• **EXERCISE REQUIREMENTS**
Return the records, each one exactly as written.

• **DATA FOR THIS EXERCISE**
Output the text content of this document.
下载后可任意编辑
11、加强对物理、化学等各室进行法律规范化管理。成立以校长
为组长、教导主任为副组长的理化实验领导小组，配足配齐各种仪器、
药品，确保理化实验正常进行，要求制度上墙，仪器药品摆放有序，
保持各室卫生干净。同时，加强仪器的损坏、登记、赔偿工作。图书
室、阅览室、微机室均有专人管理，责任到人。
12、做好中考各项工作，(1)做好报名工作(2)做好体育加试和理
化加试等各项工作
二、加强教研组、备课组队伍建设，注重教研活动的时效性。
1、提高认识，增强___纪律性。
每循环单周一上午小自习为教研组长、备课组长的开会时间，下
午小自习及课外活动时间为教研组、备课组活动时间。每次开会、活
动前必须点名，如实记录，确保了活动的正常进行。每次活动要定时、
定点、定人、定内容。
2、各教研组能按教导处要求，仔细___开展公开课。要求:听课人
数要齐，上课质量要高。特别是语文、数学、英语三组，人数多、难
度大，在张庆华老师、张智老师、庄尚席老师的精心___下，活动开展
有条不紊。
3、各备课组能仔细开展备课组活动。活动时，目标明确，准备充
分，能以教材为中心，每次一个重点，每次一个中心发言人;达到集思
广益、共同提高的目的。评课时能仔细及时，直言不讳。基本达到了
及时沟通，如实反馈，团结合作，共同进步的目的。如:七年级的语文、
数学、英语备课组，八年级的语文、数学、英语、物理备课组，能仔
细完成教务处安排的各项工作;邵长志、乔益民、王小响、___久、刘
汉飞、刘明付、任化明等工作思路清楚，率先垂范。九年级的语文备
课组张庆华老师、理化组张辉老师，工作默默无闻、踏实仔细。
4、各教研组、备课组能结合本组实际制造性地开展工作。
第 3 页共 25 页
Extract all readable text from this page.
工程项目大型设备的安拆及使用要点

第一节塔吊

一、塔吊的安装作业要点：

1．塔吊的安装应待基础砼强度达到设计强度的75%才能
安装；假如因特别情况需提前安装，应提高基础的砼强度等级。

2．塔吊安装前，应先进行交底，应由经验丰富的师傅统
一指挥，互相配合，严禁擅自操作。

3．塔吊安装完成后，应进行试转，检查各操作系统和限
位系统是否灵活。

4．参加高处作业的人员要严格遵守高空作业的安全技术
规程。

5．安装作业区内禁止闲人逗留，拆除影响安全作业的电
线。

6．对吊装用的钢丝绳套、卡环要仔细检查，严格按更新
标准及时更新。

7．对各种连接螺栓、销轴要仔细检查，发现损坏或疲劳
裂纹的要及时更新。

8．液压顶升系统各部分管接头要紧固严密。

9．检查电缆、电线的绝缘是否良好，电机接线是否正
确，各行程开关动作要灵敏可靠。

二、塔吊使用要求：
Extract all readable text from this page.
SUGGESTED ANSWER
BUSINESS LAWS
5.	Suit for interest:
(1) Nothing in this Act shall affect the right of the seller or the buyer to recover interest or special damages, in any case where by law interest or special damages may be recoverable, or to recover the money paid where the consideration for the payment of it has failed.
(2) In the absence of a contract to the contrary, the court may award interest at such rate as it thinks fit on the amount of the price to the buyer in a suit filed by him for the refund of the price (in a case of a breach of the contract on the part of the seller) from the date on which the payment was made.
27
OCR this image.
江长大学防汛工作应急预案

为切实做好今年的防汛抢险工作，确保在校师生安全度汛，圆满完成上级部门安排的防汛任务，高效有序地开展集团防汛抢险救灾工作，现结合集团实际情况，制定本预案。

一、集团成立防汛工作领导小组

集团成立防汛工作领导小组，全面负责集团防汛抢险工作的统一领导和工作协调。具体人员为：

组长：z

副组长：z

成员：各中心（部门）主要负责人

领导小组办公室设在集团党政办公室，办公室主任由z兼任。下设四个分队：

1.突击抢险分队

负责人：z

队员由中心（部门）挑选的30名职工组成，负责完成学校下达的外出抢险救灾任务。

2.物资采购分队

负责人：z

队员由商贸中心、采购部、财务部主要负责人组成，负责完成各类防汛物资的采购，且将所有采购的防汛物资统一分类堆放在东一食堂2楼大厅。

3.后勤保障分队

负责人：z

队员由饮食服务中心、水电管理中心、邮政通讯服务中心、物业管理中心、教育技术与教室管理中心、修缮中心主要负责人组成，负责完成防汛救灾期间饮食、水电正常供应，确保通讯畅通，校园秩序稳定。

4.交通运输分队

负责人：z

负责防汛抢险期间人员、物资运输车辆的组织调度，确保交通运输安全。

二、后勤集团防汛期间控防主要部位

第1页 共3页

• **RESPONSE TO THE EXERCISE**
Output the text content of this document.
下载后可任意编辑
11、加强对物理、化学等各室进行法律规范化管理。成立以校长
为组长、教导主任为副组长的理化实验领导小组，配足配齐各种仪器、
药品，确保理化实验正常进行，要求制度上墙，仪器药品摆放有序，
保持各室卫生干净。同时，加强仪器的损坏、登记、赔偿工作。图书
室、阅览室、微机室均有专人管理，责任到人。
12、做好中考各项工作，(1)做好报名工作(2)做好体育加试和理
化加试等各项工作
二、加强教研组、备课组队伍建设，注重教研活动的时效性。
1、提高认识，增强___纪律性。
每循环单周一上午小自习为教研组长、备课组长的开会时间，下
午小自习及课外活动时间为教研组、备课组活动时间。每次开会、活
动前必须点名，如实记录，确保了活动的正常进行。每次活动要定时、
定点、定人、定内容。
2、各教研组能按教导处要求，仔细___开展公开课。要求:听课人
数要齐，上课质量要高。特别是语文、数学、英语三组，人数多、难
度大，在张庆华老师、张智老师、庄尚席老师的精心___下，活动开展
有条不紊。
3、各备课组能仔细开展备课组活动。活动时，目标明确，准备充
分，能以教材为中心，每次一个重点，每次一个中心发言人;达到集思
广益、共同提高的目的。评课时能仔细及时，直言不讳。基本达到了
及时沟通，如实反馈，团结合作，共同进步的目的。如:七年级的语文、
数学、英语备课组，八年级的语文、数学、英语、物理备课组，能仔
细完成教务处安排的各项工作;邵长志、乔益民、王小响、___久、刘
汉飞、刘明付、任化明等工作思路清楚，率先垂范。九年级的语文备
课组张庆华老师、理化组张辉老师，工作默默无闻、踏实仔细。
4、各教研组、备课组能结合本组实际制造性地开展工作。
第 3 页共 25 页
Extract all readable text from this page.
工程项目大型设备的安拆及使用要点

第一节塔吊

一、塔吊的安装作业要点：

1．塔吊的安装应待基础砼强度达到设计强度的75%才能
安装；假如因特别情况需提前安装，应提高基础的砼强度等级。

2．塔吊安装前，应先进行交底，应由经验丰富的师傅统
一指挥，互相配合，严禁擅自操作。

3．塔吊安装完成后，应进行试转，检查各操作系统和限
位系统是否灵活。

4．参加高处作业的人员要严格遵守高空作业的安全技术
规程。

5．安装作业区内禁止闲人逗留，拆除影响安全作业的电
线。

6．对吊装用的钢丝绳套、卡环要仔细检查，严格按更新
标准及时更新。

7．对各种连接螺栓、销轴要仔细检查，发现损坏或疲劳
裂纹的要及时更新。

8．液压顶升系统各部分管接头要紧固严密。

9．检查电缆、电线的绝缘是否良好，电机接线是否正
确，各行程开关动作要灵敏可靠。

二、塔吊使用要求：
Extract all readable text from this page.
SUGGESTED ANSWER
BUSINESS LAWS
5.	Suit for interest:
(1) Nothing in this Act shall affect the right of the seller or the buyer to recover interest or special damages, in any case where by law interest or special damages may be recoverable, or to recover the money paid where the consideration for the payment of it has failed.
(2) In the absence of a contract to the contrary, the court may award interest at such rate as it thinks fit on the amount of the price to the buyer in a suit filed by him for the refund of the price (in a case of a breach of the contract on the part of the seller) from the date on which the payment was made.
27
OCR this image.
江长大学防汛工作应急预案

为切实做好今年的防汛抢险工作，确保在校师生安全度汛，圆满完成上级部门安排的防汛任务，高效有序地开展集团防汛抢险救灾工作，现结合集团实际情况，制定本预案。

一、集团成立防汛工作领导小组

集团成立防汛工作领导小组，全面负责集团防汛抢险工作的统一领导和工作协调。具体人员为：

组长：z

副组长：z

成员：各中心（部门）主要负责人

领导小组办公室设在集团党政办公室，办公室主任由z兼任。下设四个分队：

1.突击抢险分队

负责人：z

队员由中心（部门）挑选的30名职工组成，负责完成学校下达的外出抢险救灾任务。

2.物资采购分队

负责人：z

队员由商贸中心、采购部、财务部主要负责人组成，负责完成各类防汛物资的采购，且将所有采购的防汛物资统一分类堆放在东一食堂2楼大厅。

3.后勤保障分队

负责人：z

队员由饮食服务中心、水电管理中心、邮政通讯服务中心、物业管理中心、教育技术与教室管理中心、修缮中心主要负责人组成，负责完成防汛救灾期间饮食、水电正常供应，确保通讯畅通，校园秩序稳定。

4.交通运输分队

负责人：z

负责防汛抢险期间人员、物资运输车辆的组织调度，确保交通运输安全。

二、后勤集团防汛期间控防主要部位

第1页 共3页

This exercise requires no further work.